• Text shown
= = =

- Developer: Grounding Inc.
- Publisher: Nintendo
- Platform: Nintendo DSi (DSiWare)
- Release: JP: September 16, 2009; PAL: November 12, 2009; NA: October 26, 2009;
- Genre: Party
- Modes: Single-player, multiplayer

= PictureBook Games: The Royal Bluff =

2009 video game

PictureBook Games: The Royal Bluff (Asoberu Ehon: Mind Ten in Japan) is a party video game developed by Japanese studio Grounding Inc and published by Nintendo for the Nintendo DSi's DSiWare download service. It is a sequel to PictureBook Games: Pop-Up Pursuit, which was similarly released as a downloadable title for the Wii's WiiWare service. PictureBook Games: The Royal Bluff was released on September 16, 2009, in Japan, on October 26, 2009, in North America and in the PAL regions on November 12, 2009, for 500 Nintendo Points points.

The game takes the form of a tabletop game for two to four players over one to five rounds. It can be played by multiple human players when they each have a Nintendo DS, DSi, 2DS, or 3DS. Only one copy of the game is required using DS Download Play. Multiplayer is also supported with multiple copies of the game. When there is only one human player, the CPU fills the place of other players. There is also a single player 1v1 Tournament Mode against CPU players of increasing difficulty.

Gameplay is involves playing cards to control the number of five different coloured chips in rows on the table. Each player has two secret colours (or goals) chosen for them at the start of the game. These determine each players score at the end of each round, based on the difference between the number of chips in play of each secret colour. The round ends when any of the rows reaches ten chips.

= = =

• Data to examine
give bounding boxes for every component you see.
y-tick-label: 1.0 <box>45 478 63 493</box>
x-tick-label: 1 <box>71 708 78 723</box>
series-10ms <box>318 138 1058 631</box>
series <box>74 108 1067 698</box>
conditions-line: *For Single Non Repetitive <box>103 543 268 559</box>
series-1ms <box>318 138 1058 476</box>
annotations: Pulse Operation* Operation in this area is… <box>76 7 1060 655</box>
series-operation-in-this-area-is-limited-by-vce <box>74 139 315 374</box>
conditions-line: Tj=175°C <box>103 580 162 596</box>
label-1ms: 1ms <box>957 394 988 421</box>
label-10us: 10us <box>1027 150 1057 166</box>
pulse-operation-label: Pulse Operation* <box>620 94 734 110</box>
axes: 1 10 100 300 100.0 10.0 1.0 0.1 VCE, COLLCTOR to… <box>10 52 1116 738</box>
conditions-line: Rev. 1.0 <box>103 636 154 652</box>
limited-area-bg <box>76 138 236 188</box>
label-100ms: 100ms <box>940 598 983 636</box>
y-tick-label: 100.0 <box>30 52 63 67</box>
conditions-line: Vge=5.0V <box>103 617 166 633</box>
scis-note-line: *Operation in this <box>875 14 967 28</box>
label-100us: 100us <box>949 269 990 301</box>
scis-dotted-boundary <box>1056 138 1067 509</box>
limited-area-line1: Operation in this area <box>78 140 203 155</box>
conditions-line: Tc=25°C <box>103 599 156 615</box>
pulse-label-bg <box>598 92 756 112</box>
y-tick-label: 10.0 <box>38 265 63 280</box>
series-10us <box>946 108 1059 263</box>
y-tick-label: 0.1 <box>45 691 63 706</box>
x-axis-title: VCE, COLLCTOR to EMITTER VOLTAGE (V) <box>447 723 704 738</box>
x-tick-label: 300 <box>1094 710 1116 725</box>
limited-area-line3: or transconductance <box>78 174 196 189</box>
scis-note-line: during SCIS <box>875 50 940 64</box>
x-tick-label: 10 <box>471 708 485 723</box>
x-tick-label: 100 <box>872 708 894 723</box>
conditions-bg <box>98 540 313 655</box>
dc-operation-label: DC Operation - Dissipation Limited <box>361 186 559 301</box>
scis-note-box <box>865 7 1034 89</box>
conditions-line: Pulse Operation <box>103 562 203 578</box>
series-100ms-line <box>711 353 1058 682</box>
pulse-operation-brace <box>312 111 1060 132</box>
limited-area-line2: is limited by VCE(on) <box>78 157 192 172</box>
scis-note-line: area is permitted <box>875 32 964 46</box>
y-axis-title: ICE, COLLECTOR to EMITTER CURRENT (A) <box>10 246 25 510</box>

= = =

• Activity 1
From the Royal Bluff article, reproduce the passage starting at "PictureBook Games: The Royal Bluff (Asoberu" and ending at "Nintendo Points points.".
• Activity 2
In the Royal Bluff article, what ends a round?
• Activity 3
Translate this sentence from the Royal Bluff article into Spanish: "Only one copy of the game is required using DS Download Play."

• Result 1
PictureBook Games: The Royal Bluff (Asoberu Ehon: Mind Ten in Japan) is a party video game developed by Japanese studio Grounding Inc and published by Nintendo for the Nintendo DSi's DSiWare download service. It is a sequel to PictureBook Games: Pop-Up Pursuit, which was similarly released as a downloadable title for the Wii's WiiWare service. PictureBook Games: The Royal Bluff was released on September 16, 2009, in Japan, on October 26, 2009, in North America and in the PAL regions on November 12, 2009, for 500 Nintendo Points points.

• Result 2
A round ends when any of the rows reaches ten chips.

• Result 3
Solo se necesita una copia del juego usando DS Download Play.